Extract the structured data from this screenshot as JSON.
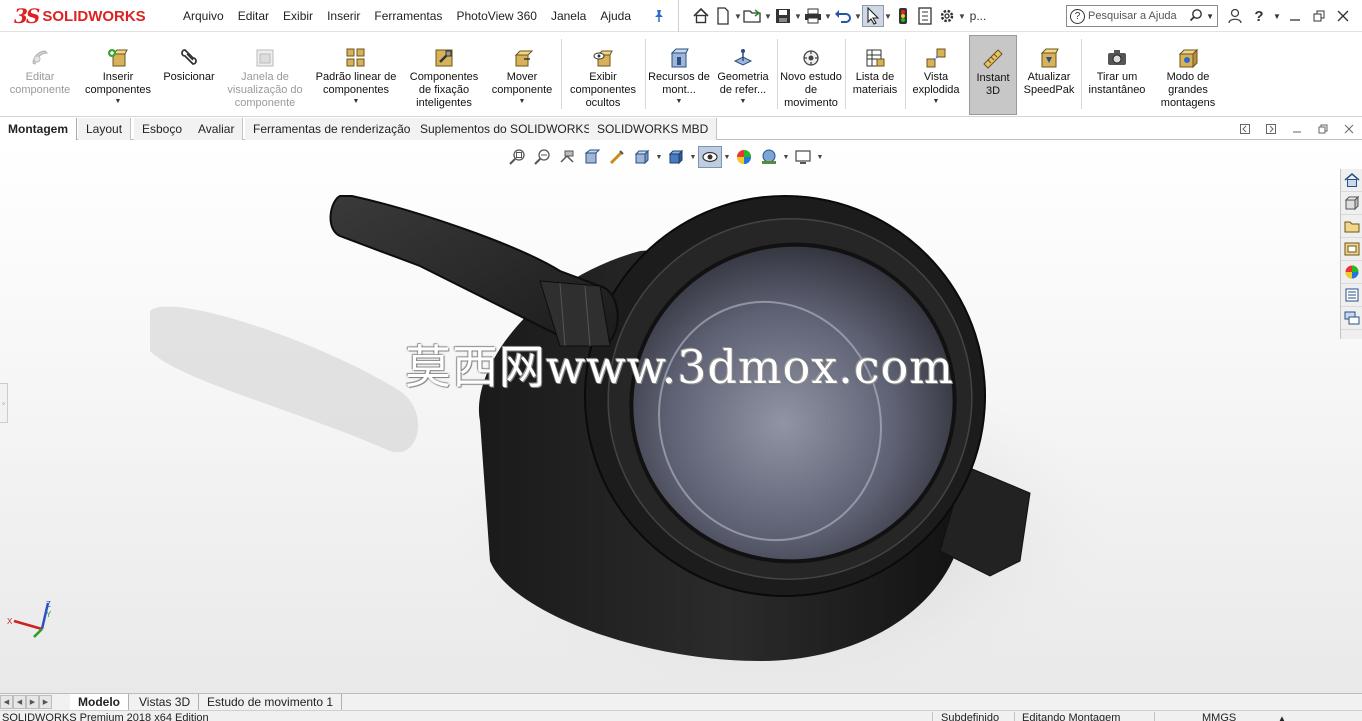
{
  "app": {
    "logo_ds": "3S",
    "logo_text": "SOLIDWORKS",
    "menu": [
      "Arquivo",
      "Editar",
      "Exibir",
      "Inserir",
      "Ferramentas",
      "PhotoView 360",
      "Janela",
      "Ajuda"
    ],
    "user_short": "p...",
    "search_placeholder": "Pesquisar a Ajuda",
    "help_icon_text": "?"
  },
  "command_manager": {
    "buttons": [
      {
        "label": "Editar componente",
        "icon": "edit-component-icon",
        "enabled": false
      },
      {
        "label": "Inserir componentes",
        "icon": "insert-components-icon",
        "enabled": true,
        "dropdown": true
      },
      {
        "label": "Posicionar",
        "icon": "mate-icon",
        "enabled": true
      },
      {
        "label": "Janela de visualização do componente",
        "icon": "component-preview-icon",
        "enabled": false
      },
      {
        "label": "Padrão linear de componentes",
        "icon": "linear-pattern-icon",
        "enabled": true,
        "dropdown": true
      },
      {
        "label": "Componentes de fixação inteligentes",
        "icon": "smart-fasteners-icon",
        "enabled": true
      },
      {
        "label": "Mover componente",
        "icon": "move-component-icon",
        "enabled": true,
        "dropdown": true
      },
      {
        "label": "Exibir componentes ocultos",
        "icon": "show-hidden-icon",
        "enabled": true
      },
      {
        "label": "Recursos de mont...",
        "icon": "assembly-features-icon",
        "enabled": true,
        "dropdown": true
      },
      {
        "label": "Geometria de refer...",
        "icon": "reference-geometry-icon",
        "enabled": true,
        "dropdown": true
      },
      {
        "label": "Novo estudo de movimento",
        "icon": "new-motion-study-icon",
        "enabled": true
      },
      {
        "label": "Lista de materiais",
        "icon": "bill-of-materials-icon",
        "enabled": true
      },
      {
        "label": "Vista explodida",
        "icon": "exploded-view-icon",
        "enabled": true,
        "dropdown": true
      },
      {
        "label": "Instant 3D",
        "icon": "instant3d-icon",
        "enabled": true,
        "active": true
      },
      {
        "label": "Atualizar SpeedPak",
        "icon": "speedpak-icon",
        "enabled": true
      },
      {
        "label": "Tirar um instantâneo",
        "icon": "snapshot-icon",
        "enabled": true
      },
      {
        "label": "Modo de grandes montagens",
        "icon": "large-assembly-icon",
        "enabled": true
      }
    ]
  },
  "tabs": [
    "Montagem",
    "Layout",
    "Esboço",
    "Avaliar",
    "Ferramentas de renderização",
    "Suplementos do SOLIDWORKS",
    "SOLIDWORKS MBD"
  ],
  "active_tab": "Montagem",
  "viewport": {
    "watermark": "莫西网www.3dmox.com",
    "triad": {
      "x": "X",
      "y": "Y",
      "z": "Z"
    }
  },
  "bottom_tabs": [
    "Modelo",
    "Vistas 3D",
    "Estudo de movimento 1"
  ],
  "status": {
    "edition": "SOLIDWORKS Premium 2018 x64 Edition",
    "state": "Subdefinido",
    "mode": "Editando Montagem",
    "units": "MMGS"
  },
  "colors": {
    "brand_red": "#d22222",
    "active_button_bg": "#c7c7c7",
    "viewport_bottom": "#e9e9e9"
  }
}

Task requirements:
From the records above, copy every line that holds the word "Ferramentas".

Output for this exercise:
      "Ferramentas",
    "Ferramentas de renderização",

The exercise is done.